WHAT THIS TASK INVOLVES.
Can you print every record below exactly as written?

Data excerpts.
>> BEGIN
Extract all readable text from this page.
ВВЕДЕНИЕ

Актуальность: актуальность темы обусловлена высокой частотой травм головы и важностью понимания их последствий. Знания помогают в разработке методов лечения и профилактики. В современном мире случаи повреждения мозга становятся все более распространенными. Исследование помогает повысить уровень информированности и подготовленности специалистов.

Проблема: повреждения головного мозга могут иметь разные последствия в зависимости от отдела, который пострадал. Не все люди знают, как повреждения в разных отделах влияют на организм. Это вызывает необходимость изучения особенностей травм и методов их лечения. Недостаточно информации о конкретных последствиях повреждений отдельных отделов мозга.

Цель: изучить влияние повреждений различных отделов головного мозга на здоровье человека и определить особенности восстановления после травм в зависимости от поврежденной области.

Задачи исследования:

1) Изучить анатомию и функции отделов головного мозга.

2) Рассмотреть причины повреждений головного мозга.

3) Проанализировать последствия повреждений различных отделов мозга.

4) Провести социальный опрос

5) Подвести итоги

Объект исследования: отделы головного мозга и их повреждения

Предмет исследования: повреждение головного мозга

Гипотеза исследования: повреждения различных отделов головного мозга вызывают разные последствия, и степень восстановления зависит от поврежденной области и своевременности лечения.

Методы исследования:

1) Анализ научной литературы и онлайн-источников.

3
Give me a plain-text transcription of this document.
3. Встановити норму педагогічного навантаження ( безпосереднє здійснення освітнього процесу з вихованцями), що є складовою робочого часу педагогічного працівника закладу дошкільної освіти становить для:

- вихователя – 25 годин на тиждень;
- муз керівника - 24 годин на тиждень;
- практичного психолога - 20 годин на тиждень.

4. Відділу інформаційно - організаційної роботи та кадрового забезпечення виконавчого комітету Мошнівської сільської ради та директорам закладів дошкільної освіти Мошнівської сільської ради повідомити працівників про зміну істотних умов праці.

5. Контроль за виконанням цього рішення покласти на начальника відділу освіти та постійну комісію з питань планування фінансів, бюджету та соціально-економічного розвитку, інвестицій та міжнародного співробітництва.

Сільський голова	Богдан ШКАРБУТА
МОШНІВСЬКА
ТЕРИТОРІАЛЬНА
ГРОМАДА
>> END
TASK RESPONSE.
Extract all readable text from this page.
ВВЕДЕНИЕ

Актуальность: актуальность темы обусловлена высокой частотой травм головы и важностью понимания их последствий. Знания помогают в разработке методов лечения и профилактики. В современном мире случаи повреждения мозга становятся все более распространенными. Исследование помогает повысить уровень информированности и подготовленности специалистов.

Проблема: повреждения головного мозга могут иметь разные последствия в зависимости от отдела, который пострадал. Не все люди знают, как повреждения в разных отделах влияют на организм. Это вызывает необходимость изучения особенностей травм и методов их лечения. Недостаточно информации о конкретных последствиях повреждений отдельных отделов мозга.

Цель: изучить влияние повреждений различных отделов головного мозга на здоровье человека и определить особенности восстановления после травм в зависимости от поврежденной области.

Задачи исследования:

1) Изучить анатомию и функции отделов головного мозга.

2) Рассмотреть причины повреждений головного мозга.

3) Проанализировать последствия повреждений различных отделов мозга.

4) Провести социальный опрос

5) Подвести итоги

Объект исследования: отделы головного мозга и их повреждения

Предмет исследования: повреждение головного мозга

Гипотеза исследования: повреждения различных отделов головного мозга вызывают разные последствия, и степень восстановления зависит от поврежденной области и своевременности лечения.

Методы исследования:

1) Анализ научной литературы и онлайн-источников.

3
Give me a plain-text transcription of this document.
3. Встановити норму педагогічного навантаження ( безпосереднє здійснення освітнього процесу з вихованцями), що є складовою робочого часу педагогічного працівника закладу дошкільної освіти становить для:

- вихователя – 25 годин на тиждень;
- муз керівника - 24 годин на тиждень;
- практичного психолога - 20 годин на тиждень.

4. Відділу інформаційно - організаційної роботи та кадрового забезпечення виконавчого комітету Мошнівської сільської ради та директорам закладів дошкільної освіти Мошнівської сільської ради повідомити працівників про зміну істотних умов праці.

5. Контроль за виконанням цього рішення покласти на начальника відділу освіти та постійну комісію з питань планування фінансів, бюджету та соціально-економічного розвитку, інвестицій та міжнародного співробітництва.

Сільський голова	Богдан ШКАРБУТА
МОШНІВСЬКА
ТЕРИТОРІАЛЬНА
ГРОМАДА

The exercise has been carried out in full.